Exercise instructions:
1) In the concert review, which cellist had also played in the first performance of the Strathclyde Concerto No 2?
2) Please copy the concert review word for word, from "The concert was in effect" up to and including "with complete ease.".

Provided text:
“A complete and wonderful surprise … much of it was huge fun, and what was more serious was beautifully and movingly interpreted.”
Editorial Rating: 5 Stars: Outstanding
The concert was promoted as “Peter Maxwell Davies: Orkney Wedding” and thereby probably did itself a disservice, as ‘Max’ is not everyone’s cup of tea, which is a shame, as if his work was better known, it might well be. The concert was in fact only half ‘Max’, balanced with Sibelius and Bartok, was mostly very accessible and enjoyable, and made for a fabulous evening’s music.
The concert was in effect a musical treatment of the folk idiom over some 80 years, starting with Sibelius’s Valse Triste and Scene with Cranes, both from Kuolema (1903), although the former is probably best known in its own right. Valse Triste was historically Sibelius’s most regularly performed piece, with the double irony of it being composed while he put his magnificent Violin Concerto on hold in order to placate his brother in law who wanted some incidental music for a play, and more annoyingly that he failed to negotiate a royalty agreement and never received a kroner subsequently. It is a fairly light yet sublimely melodic piece and the SCO played it beautifully managing the many varying tempi and dynamics with complete ease.
The following work, Peter Maxwell Davies’s Strathclyde Concerto No 2 (1987) was probably the only work of hard substance in the evening. One of ten “Strathclyde Concertos” commissioned by Strathclyde Regional Council and the Scottish Chamber Orchestra, it is part of their DNA and the SCO embraced its challenging tonality and technical demands skilfully. Moreover, cellist William Conway, who played on its first performance in 1989, was completely at ease with the work. While definitely in the modern idiom it is an accessible and at times beautiful and certainly moving work, and it was good to hear it.

Stored data:
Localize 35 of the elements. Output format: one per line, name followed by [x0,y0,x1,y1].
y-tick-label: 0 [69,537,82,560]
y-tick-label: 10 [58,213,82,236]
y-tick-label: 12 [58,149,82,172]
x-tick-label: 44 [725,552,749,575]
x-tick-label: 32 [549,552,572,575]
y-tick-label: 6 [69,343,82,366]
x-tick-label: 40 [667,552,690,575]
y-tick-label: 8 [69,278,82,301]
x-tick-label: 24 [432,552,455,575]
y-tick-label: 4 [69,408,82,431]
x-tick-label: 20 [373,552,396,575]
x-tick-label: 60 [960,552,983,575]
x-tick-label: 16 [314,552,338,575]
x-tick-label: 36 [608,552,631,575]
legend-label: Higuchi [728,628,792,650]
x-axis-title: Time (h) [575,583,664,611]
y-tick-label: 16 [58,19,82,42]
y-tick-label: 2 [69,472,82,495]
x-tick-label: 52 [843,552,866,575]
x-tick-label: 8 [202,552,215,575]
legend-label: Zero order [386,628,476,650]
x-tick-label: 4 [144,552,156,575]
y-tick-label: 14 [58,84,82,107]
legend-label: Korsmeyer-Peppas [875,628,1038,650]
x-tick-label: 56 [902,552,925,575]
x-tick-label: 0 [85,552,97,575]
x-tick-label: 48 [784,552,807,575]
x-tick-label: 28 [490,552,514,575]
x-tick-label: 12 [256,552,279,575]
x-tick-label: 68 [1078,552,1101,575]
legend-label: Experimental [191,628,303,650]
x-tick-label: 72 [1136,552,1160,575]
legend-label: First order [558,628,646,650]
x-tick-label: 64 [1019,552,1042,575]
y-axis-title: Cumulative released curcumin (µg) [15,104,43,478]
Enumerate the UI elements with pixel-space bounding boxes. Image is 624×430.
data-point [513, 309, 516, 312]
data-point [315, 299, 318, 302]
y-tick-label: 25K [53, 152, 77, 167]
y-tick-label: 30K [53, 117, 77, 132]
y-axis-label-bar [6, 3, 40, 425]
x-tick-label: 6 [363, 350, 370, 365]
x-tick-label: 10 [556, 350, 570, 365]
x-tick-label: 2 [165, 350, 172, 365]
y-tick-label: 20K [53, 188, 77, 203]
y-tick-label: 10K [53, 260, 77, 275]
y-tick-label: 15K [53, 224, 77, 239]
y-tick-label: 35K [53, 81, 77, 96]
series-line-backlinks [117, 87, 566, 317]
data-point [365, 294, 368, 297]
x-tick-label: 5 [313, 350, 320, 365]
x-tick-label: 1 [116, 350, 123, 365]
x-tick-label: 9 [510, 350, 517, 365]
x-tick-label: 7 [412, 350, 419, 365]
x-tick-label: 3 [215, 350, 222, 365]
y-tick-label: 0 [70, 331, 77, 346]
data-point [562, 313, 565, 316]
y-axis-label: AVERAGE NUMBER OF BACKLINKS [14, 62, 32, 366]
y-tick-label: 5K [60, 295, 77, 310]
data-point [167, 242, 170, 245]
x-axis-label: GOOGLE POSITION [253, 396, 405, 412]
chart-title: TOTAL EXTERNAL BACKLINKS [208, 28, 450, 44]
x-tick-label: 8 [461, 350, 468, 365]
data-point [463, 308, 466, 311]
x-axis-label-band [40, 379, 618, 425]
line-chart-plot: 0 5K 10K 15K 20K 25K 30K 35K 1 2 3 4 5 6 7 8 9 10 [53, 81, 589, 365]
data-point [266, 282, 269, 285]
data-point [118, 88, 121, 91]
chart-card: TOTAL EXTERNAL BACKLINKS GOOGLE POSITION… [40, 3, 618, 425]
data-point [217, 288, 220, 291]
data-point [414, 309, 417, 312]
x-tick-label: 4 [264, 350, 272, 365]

Solutions by task:
1) William Conway

2)
The concert was in effect a musical treatment of the folk idiom over some 80 years, starting with Sibelius’s Valse Triste and Scene with Cranes, both from Kuolema (1903), although the former is probably best known in its own right. Valse Triste was historically Sibelius’s most regularly performed piece, with the double irony of it being composed while he put his magnificent Violin Concerto on hold in order to placate his brother in law who wanted some incidental music for a play, and more annoyingly that he failed to negotiate a royalty agreement and never received a kroner subsequently. It is a fairly light yet sublimely melodic piece and the SCO played it beautifully managing the many varying tempi and dynamics with complete ease.